— start ENTRIES SUPPLIED —

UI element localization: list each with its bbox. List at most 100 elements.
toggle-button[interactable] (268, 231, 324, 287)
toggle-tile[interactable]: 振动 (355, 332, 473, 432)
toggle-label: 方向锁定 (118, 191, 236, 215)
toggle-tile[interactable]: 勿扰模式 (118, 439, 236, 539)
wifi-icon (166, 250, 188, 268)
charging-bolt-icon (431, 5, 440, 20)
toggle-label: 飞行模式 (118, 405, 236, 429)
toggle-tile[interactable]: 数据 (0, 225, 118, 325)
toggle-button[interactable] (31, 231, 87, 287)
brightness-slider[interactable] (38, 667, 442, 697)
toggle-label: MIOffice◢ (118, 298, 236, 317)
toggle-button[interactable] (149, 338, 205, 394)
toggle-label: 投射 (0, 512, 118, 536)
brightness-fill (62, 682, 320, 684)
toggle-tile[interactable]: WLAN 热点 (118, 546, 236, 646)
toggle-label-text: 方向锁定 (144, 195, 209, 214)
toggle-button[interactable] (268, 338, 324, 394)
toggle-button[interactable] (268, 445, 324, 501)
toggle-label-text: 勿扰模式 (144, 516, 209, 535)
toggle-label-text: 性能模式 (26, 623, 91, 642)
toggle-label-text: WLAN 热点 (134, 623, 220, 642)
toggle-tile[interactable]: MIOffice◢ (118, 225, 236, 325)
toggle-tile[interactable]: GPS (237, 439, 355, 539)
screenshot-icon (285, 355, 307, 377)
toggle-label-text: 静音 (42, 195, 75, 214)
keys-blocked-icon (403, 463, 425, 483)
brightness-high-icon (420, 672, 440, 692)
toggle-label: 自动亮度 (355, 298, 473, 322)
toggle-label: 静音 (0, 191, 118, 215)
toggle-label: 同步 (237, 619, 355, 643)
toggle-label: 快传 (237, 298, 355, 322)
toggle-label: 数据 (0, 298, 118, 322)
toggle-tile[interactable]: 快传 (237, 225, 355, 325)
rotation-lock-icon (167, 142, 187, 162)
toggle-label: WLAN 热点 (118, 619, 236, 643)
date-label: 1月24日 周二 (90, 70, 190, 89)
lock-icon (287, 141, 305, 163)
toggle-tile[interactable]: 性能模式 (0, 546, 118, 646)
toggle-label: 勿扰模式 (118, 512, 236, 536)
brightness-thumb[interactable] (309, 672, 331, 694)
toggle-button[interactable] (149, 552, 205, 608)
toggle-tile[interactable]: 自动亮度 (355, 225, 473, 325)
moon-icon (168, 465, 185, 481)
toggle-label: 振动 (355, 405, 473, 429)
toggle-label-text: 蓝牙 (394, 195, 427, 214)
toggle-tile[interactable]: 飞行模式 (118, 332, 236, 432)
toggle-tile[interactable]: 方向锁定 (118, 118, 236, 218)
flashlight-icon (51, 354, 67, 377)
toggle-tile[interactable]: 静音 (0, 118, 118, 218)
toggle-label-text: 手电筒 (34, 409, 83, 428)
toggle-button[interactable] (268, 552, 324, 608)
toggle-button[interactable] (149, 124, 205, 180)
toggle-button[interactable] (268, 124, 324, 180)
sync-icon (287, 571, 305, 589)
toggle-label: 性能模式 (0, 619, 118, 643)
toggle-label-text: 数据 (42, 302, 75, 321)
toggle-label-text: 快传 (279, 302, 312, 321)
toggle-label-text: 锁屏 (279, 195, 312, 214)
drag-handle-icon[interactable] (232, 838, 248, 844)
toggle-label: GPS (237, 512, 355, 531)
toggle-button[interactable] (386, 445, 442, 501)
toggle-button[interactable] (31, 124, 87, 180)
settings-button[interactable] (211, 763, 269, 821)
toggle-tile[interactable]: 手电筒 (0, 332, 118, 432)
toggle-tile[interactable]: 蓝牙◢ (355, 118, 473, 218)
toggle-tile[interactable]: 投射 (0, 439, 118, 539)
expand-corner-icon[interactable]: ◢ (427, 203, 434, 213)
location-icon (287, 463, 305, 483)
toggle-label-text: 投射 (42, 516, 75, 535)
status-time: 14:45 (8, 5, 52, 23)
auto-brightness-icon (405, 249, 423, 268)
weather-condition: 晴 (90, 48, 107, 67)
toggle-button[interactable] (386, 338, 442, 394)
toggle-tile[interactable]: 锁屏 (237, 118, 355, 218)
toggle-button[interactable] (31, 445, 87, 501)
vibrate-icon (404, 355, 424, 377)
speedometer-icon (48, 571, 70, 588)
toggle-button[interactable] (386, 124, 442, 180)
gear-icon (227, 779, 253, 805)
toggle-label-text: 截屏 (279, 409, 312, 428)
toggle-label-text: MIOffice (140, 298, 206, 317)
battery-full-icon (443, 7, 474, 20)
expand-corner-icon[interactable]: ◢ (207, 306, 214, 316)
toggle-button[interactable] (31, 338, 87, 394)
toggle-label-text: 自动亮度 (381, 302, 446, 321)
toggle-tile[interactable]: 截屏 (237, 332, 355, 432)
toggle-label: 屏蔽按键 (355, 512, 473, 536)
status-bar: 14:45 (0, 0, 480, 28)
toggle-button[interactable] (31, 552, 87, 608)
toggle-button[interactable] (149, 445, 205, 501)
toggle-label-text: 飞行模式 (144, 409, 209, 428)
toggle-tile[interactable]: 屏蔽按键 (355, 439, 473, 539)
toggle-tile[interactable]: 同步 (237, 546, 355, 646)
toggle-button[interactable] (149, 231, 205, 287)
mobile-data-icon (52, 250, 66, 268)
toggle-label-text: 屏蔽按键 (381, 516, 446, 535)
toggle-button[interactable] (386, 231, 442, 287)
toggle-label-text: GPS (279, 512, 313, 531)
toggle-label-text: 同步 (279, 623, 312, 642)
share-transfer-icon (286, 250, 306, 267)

— end ENTRIES SUPPLIED —

DIRECTIONS: Express every line of the listing above as a JSON list of strings, one string per line, skipping any blank lines.

TASK RESPONSE:
[
  "UI element localization: list each with its bbox. List at most 100 elements.",
  "toggle-button[interactable] (268, 231, 324, 287)",
  "toggle-tile[interactable]: 振动 (355, 332, 473, 432)",
  "toggle-label: 方向锁定 (118, 191, 236, 215)",
  "toggle-tile[interactable]: 勿扰模式 (118, 439, 236, 539)",
  "wifi-icon (166, 250, 188, 268)",
  "charging-bolt-icon (431, 5, 440, 20)",
  "toggle-label: 飞行模式 (118, 405, 236, 429)",
  "toggle-tile[interactable]: 数据 (0, 225, 118, 325)",
  "toggle-button[interactable] (31, 231, 87, 287)",
  "brightness-slider[interactable] (38, 667, 442, 697)",
  "toggle-label: MIOffice◢ (118, 298, 236, 317)",
  "toggle-button[interactable] (149, 338, 205, 394)",
  "toggle-label: 投射 (0, 512, 118, 536)",
  "brightness-fill (62, 682, 320, 684)",
  "toggle-tile[interactable]: WLAN 热点 (118, 546, 236, 646)",
  "toggle-label-text: 方向锁定 (144, 195, 209, 214)",
  "toggle-button[interactable] (268, 338, 324, 394)",
  "toggle-button[interactable] (268, 445, 324, 501)",
  "toggle-label-text: 勿扰模式 (144, 516, 209, 535)",
  "toggle-label-text: 性能模式 (26, 623, 91, 642)",
  "toggle-label-text: WLAN 热点 (134, 623, 220, 642)",
  "toggle-tile[interactable]: MIOffice◢ (118, 225, 236, 325)",
  "toggle-tile[interactable]: GPS (237, 439, 355, 539)",
  "screenshot-icon (285, 355, 307, 377)",
  "toggle-label-text: 静音 (42, 195, 75, 214)",
  "keys-blocked-icon (403, 463, 425, 483)",
  "brightness-high-icon (420, 672, 440, 692)",
  "toggle-label: 自动亮度 (355, 298, 473, 322)",
  "toggle-label: 静音 (0, 191, 118, 215)",
  "toggle-label: 同步 (237, 619, 355, 643)",
  "toggle-label: 快传 (237, 298, 355, 322)",
  "toggle-label: 数据 (0, 298, 118, 322)",
  "toggle-tile[interactable]: 快传 (237, 225, 355, 325)",
  "rotation-lock-icon (167, 142, 187, 162)",
  "toggle-label: WLAN 热点 (118, 619, 236, 643)",
  "date-label: 1月24日 周二 (90, 70, 190, 89)",
  "lock-icon (287, 141, 305, 163)",
  "toggle-tile[interactable]: 性能模式 (0, 546, 118, 646)",
  "toggle-label: 勿扰模式 (118, 512, 236, 536)",
  "brightness-thumb[interactable] (309, 672, 331, 694)",
  "toggle-button[interactable] (149, 552, 205, 608)",
  "toggle-tile[interactable]: 自动亮度 (355, 225, 473, 325)",
  "moon-icon (168, 465, 185, 481)",
  "toggle-label: 振动 (355, 405, 473, 429)",
  "toggle-label-text: 蓝牙 (394, 195, 427, 214)",
  "toggle-tile[interactable]: 飞行模式 (118, 332, 236, 432)",
  "toggle-tile[interactable]: 方向锁定 (118, 118, 236, 218)",
  "flashlight-icon (51, 354, 67, 377)",
  "toggle-tile[interactable]: 静音 (0, 118, 118, 218)",
  "toggle-label-text: 手电筒 (34, 409, 83, 428)",
  "toggle-button[interactable] (268, 552, 324, 608)",
  "toggle-button[interactable] (149, 124, 205, 180)",
  "toggle-button[interactable] (268, 124, 324, 180)",
  "sync-icon (287, 571, 305, 589)",
  "toggle-label: 性能模式 (0, 619, 118, 643)",
  "toggle-label-text: 数据 (42, 302, 75, 321)",
  "toggle-label-text: 快传 (279, 302, 312, 321)",
  "toggle-label-text: 锁屏 (279, 195, 312, 214)",
  "drag-handle-icon[interactable] (232, 838, 248, 844)",
  "toggle-label: GPS (237, 512, 355, 531)",
  "toggle-button[interactable] (386, 445, 442, 501)",
  "toggle-button[interactable] (31, 124, 87, 180)",
  "settings-button[interactable] (211, 763, 269, 821)",
  "toggle-tile[interactable]: 手电筒 (0, 332, 118, 432)",
  "toggle-tile[interactable]: 蓝牙◢ (355, 118, 473, 218)",
  "toggle-tile[interactable]: 投射 (0, 439, 118, 539)",
  "expand-corner-icon[interactable]: ◢ (427, 203, 434, 213)",
  "location-icon (287, 463, 305, 483)",
  "toggle-label-text: 投射 (42, 516, 75, 535)",
  "status-time: 14:45 (8, 5, 52, 23)",
  "auto-brightness-icon (405, 249, 423, 268)",
  "weather-condition: 晴 (90, 48, 107, 67)",
  "toggle-button[interactable] (386, 338, 442, 394)",
  "toggle-tile[interactable]: 锁屏 (237, 118, 355, 218)",
  "toggle-button[interactable] (31, 445, 87, 501)",
  "vibrate-icon (404, 355, 424, 377)",
  "speedometer-icon (48, 571, 70, 588)",
  "toggle-button[interactable] (386, 124, 442, 180)",
  "gear-icon (227, 779, 253, 805)",
  "toggle-label-text: 截屏 (279, 409, 312, 428)",
  "toggle-label-text: MIOffice (140, 298, 206, 317)",
  "battery-full-icon (443, 7, 474, 20)",
  "expand-corner-icon[interactable]: ◢ (207, 306, 214, 316)",
  "toggle-button[interactable] (31, 338, 87, 394)",
  "toggle-label-text: 自动亮度 (381, 302, 446, 321)",
  "toggle-tile[interactable]: 截屏 (237, 332, 355, 432)",
  "toggle-label: 屏蔽按键 (355, 512, 473, 536)",
  "status-bar: 14:45 (0, 0, 480, 28)",
  "toggle-button[interactable] (31, 552, 87, 608)",
  "toggle-button[interactable] (149, 445, 205, 501)",
  "toggle-label-text: 飞行模式 (144, 409, 209, 428)",
  "toggle-tile[interactable]: 屏蔽按键 (355, 439, 473, 539)",
  "toggle-tile[interactable]: 同步 (237, 546, 355, 646)",
  "toggle-button[interactable] (149, 231, 205, 287)",
  "mobile-data-icon (52, 250, 66, 268)",
  "toggle-label-text: 屏蔽按键 (381, 516, 446, 535)",
  "toggle-button[interactable] (386, 231, 442, 287)",
  "toggle-label-text: GPS (279, 512, 313, 531)",
  "toggle-label-text: 同步 (279, 623, 312, 642)",
  "share-transfer-icon (286, 250, 306, 267)"
]